--- begin Supplied material ---

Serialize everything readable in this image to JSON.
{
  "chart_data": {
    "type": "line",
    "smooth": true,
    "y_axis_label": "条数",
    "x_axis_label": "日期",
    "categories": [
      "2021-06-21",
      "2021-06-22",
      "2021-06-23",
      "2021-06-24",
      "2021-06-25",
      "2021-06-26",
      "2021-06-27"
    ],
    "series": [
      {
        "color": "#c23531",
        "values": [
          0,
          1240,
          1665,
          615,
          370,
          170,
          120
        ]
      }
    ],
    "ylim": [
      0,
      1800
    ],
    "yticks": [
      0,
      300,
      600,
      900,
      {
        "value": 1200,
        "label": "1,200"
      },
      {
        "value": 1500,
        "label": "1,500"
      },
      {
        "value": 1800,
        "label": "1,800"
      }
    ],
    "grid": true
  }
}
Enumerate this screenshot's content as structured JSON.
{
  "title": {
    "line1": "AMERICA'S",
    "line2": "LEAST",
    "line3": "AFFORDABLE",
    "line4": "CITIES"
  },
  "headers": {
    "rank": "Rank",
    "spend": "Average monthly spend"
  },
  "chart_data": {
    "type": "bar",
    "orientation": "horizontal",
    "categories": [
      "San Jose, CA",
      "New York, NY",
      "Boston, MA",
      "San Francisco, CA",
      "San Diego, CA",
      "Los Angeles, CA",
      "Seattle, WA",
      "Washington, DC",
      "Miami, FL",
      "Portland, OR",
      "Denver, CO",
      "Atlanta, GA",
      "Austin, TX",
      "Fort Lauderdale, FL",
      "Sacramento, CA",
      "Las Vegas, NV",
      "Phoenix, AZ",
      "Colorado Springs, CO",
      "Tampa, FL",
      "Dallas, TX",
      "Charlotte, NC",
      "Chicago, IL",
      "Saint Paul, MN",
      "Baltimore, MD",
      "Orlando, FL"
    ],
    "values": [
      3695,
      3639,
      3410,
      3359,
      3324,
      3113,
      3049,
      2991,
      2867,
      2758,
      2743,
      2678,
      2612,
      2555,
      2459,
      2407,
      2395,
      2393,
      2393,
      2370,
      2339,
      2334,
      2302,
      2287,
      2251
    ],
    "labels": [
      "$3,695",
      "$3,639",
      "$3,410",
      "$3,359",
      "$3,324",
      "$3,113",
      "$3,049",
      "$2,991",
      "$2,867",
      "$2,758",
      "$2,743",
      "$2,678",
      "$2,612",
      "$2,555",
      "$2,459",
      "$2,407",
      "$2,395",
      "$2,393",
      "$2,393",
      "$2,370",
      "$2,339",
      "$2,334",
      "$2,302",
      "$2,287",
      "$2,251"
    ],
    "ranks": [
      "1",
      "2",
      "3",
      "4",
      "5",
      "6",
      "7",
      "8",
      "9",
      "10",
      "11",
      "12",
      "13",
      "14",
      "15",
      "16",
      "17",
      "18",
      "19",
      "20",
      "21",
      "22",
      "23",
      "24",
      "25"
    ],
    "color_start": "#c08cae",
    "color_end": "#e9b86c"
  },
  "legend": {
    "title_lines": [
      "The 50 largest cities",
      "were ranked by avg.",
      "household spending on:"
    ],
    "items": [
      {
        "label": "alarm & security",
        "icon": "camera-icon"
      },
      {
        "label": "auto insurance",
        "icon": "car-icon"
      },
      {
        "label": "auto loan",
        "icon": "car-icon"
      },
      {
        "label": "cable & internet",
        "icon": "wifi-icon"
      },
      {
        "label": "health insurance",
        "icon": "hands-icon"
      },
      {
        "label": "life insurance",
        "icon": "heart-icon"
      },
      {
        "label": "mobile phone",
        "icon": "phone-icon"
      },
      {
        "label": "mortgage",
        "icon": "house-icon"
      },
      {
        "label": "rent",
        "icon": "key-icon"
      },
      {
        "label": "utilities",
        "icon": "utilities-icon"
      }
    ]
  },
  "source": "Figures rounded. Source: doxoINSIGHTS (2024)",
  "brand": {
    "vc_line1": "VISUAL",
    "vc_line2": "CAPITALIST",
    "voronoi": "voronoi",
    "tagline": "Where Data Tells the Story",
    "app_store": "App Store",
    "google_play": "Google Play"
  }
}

--- end Supplied material ---

» Request: Every record above should be copied exactly.

» Answer to this problem:
Serialize everything readable in this image to JSON.
{
  "chart_data": {
    "type": "line",
    "smooth": true,
    "y_axis_label": "条数",
    "x_axis_label": "日期",
    "categories": [
      "2021-06-21",
      "2021-06-22",
      "2021-06-23",
      "2021-06-24",
      "2021-06-25",
      "2021-06-26",
      "2021-06-27"
    ],
    "series": [
      {
        "color": "#c23531",
        "values": [
          0,
          1240,
          1665,
          615,
          370,
          170,
          120
        ]
      }
    ],
    "ylim": [
      0,
      1800
    ],
    "yticks": [
      0,
      300,
      600,
      900,
      {
        "value": 1200,
        "label": "1,200"
      },
      {
        "value": 1500,
        "label": "1,500"
      },
      {
        "value": 1800,
        "label": "1,800"
      }
    ],
    "grid": true
  }
}
Enumerate this screenshot's content as structured JSON.
{
  "title": {
    "line1": "AMERICA'S",
    "line2": "LEAST",
    "line3": "AFFORDABLE",
    "line4": "CITIES"
  },
  "headers": {
    "rank": "Rank",
    "spend": "Average monthly spend"
  },
  "chart_data": {
    "type": "bar",
    "orientation": "horizontal",
    "categories": [
      "San Jose, CA",
      "New York, NY",
      "Boston, MA",
      "San Francisco, CA",
      "San Diego, CA",
      "Los Angeles, CA",
      "Seattle, WA",
      "Washington, DC",
      "Miami, FL",
      "Portland, OR",
      "Denver, CO",
      "Atlanta, GA",
      "Austin, TX",
      "Fort Lauderdale, FL",
      "Sacramento, CA",
      "Las Vegas, NV",
      "Phoenix, AZ",
      "Colorado Springs, CO",
      "Tampa, FL",
      "Dallas, TX",
      "Charlotte, NC",
      "Chicago, IL",
      "Saint Paul, MN",
      "Baltimore, MD",
      "Orlando, FL"
    ],
    "values": [
      3695,
      3639,
      3410,
      3359,
      3324,
      3113,
      3049,
      2991,
      2867,
      2758,
      2743,
      2678,
      2612,
      2555,
      2459,
      2407,
      2395,
      2393,
      2393,
      2370,
      2339,
      2334,
      2302,
      2287,
      2251
    ],
    "labels": [
      "$3,695",
      "$3,639",
      "$3,410",
      "$3,359",
      "$3,324",
      "$3,113",
      "$3,049",
      "$2,991",
      "$2,867",
      "$2,758",
      "$2,743",
      "$2,678",
      "$2,612",
      "$2,555",
      "$2,459",
      "$2,407",
      "$2,395",
      "$2,393",
      "$2,393",
      "$2,370",
      "$2,339",
      "$2,334",
      "$2,302",
      "$2,287",
      "$2,251"
    ],
    "ranks": [
      "1",
      "2",
      "3",
      "4",
      "5",
      "6",
      "7",
      "8",
      "9",
      "10",
      "11",
      "12",
      "13",
      "14",
      "15",
      "16",
      "17",
      "18",
      "19",
      "20",
      "21",
      "22",
      "23",
      "24",
      "25"
    ],
    "color_start": "#c08cae",
    "color_end": "#e9b86c"
  },
  "legend": {
    "title_lines": [
      "The 50 largest cities",
      "were ranked by avg.",
      "household spending on:"
    ],
    "items": [
      {
        "label": "alarm & security",
        "icon": "camera-icon"
      },
      {
        "label": "auto insurance",
        "icon": "car-icon"
      },
      {
        "label": "auto loan",
        "icon": "car-icon"
      },
      {
        "label": "cable & internet",
        "icon": "wifi-icon"
      },
      {
        "label": "health insurance",
        "icon": "hands-icon"
      },
      {
        "label": "life insurance",
        "icon": "heart-icon"
      },
      {
        "label": "mobile phone",
        "icon": "phone-icon"
      },
      {
        "label": "mortgage",
        "icon": "house-icon"
      },
      {
        "label": "rent",
        "icon": "key-icon"
      },
      {
        "label": "utilities",
        "icon": "utilities-icon"
      }
    ]
  },
  "source": "Figures rounded. Source: doxoINSIGHTS (2024)",
  "brand": {
    "vc_line1": "VISUAL",
    "vc_line2": "CAPITALIST",
    "voronoi": "voronoi",
    "tagline": "Where Data Tells the Story",
    "app_store": "App Store",
    "google_play": "Google Play"
  }
}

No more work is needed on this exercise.